Directive ::
From the listing below, extract every line in which the word "Andrew" appears.

Records provided ::

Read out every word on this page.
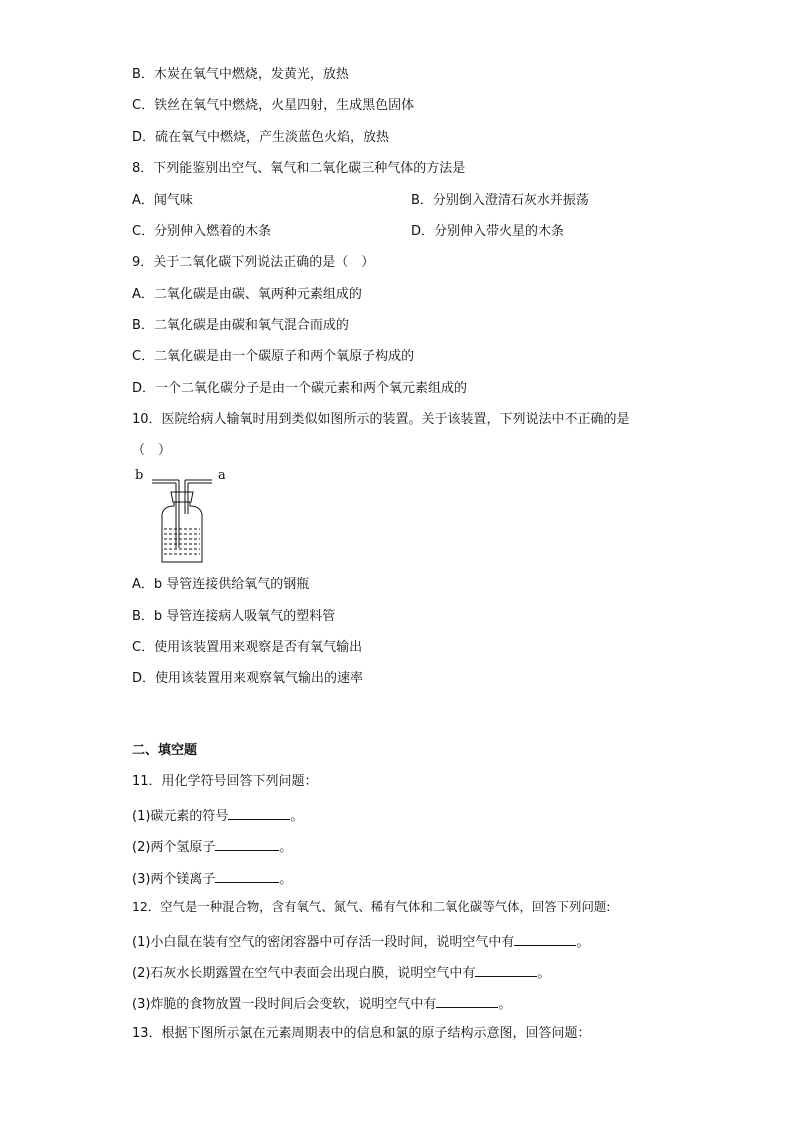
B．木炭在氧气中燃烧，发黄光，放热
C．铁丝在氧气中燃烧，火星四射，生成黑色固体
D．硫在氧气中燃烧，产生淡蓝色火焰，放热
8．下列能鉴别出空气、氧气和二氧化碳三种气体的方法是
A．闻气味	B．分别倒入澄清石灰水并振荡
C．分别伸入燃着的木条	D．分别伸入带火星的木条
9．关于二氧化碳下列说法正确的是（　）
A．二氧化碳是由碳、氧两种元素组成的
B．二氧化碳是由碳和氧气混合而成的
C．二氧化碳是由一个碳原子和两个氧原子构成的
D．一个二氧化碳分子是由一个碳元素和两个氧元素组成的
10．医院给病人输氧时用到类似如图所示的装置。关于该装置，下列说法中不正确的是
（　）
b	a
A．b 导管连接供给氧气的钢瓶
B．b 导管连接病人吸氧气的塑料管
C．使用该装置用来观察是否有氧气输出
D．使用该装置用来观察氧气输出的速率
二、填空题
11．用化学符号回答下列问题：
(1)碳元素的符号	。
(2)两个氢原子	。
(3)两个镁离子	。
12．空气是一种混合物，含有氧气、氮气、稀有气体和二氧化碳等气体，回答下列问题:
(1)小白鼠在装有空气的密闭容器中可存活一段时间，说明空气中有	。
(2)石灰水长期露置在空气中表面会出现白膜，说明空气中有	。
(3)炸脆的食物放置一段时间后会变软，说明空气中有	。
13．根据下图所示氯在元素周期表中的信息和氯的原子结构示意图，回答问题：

--

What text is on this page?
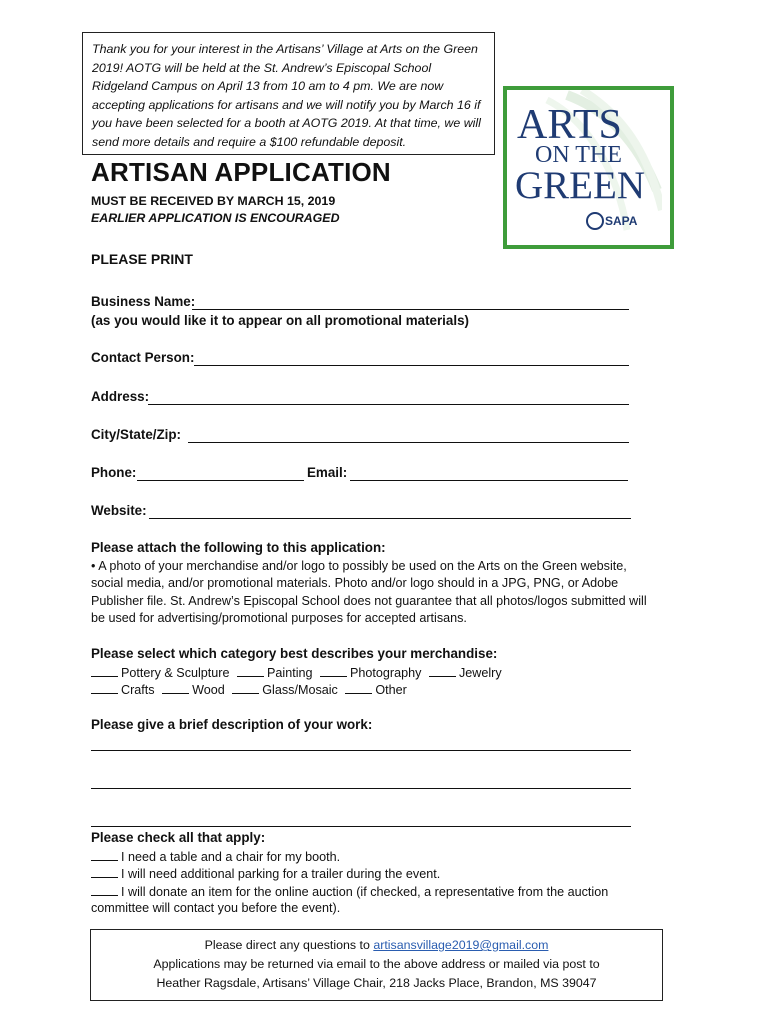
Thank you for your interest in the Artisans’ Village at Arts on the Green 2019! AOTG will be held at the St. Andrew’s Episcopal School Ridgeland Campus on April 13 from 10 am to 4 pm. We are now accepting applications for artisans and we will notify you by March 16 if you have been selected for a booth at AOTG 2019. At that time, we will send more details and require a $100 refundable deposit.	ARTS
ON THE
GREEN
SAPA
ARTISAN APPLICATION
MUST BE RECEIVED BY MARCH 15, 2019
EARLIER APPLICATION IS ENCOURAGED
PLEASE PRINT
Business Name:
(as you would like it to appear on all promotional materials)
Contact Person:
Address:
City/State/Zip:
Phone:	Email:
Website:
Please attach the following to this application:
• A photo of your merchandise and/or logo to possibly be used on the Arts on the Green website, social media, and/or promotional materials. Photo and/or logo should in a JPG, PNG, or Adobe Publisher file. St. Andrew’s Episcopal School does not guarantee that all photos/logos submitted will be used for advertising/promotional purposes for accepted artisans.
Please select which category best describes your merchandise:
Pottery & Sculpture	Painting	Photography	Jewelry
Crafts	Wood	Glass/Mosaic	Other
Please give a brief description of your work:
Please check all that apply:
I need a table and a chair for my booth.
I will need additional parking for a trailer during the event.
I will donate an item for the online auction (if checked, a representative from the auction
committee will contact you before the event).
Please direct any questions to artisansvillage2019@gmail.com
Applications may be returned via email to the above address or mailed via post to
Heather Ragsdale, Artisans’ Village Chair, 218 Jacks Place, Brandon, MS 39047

Result of the exercise ::
Thank you for your interest in the Artisans’ Village at Arts on the Green 2019! AOTG will be held at the St. Andrew’s Episcopal School Ridgeland Campus on April 13 from 10 am to 4 pm. We are now accepting applications for artisans and we will notify you by March 16 if you have been selected for a booth at AOTG 2019. At that time, we will send more details and require a $100 refundable deposit.	ARTS
• A photo of your merchandise and/or logo to possibly be used on the Arts on the Green website, social media, and/or promotional materials. Photo and/or logo should in a JPG, PNG, or Adobe Publisher file. St. Andrew’s Episcopal School does not guarantee that all photos/logos submitted will be used for advertising/promotional purposes for accepted artisans.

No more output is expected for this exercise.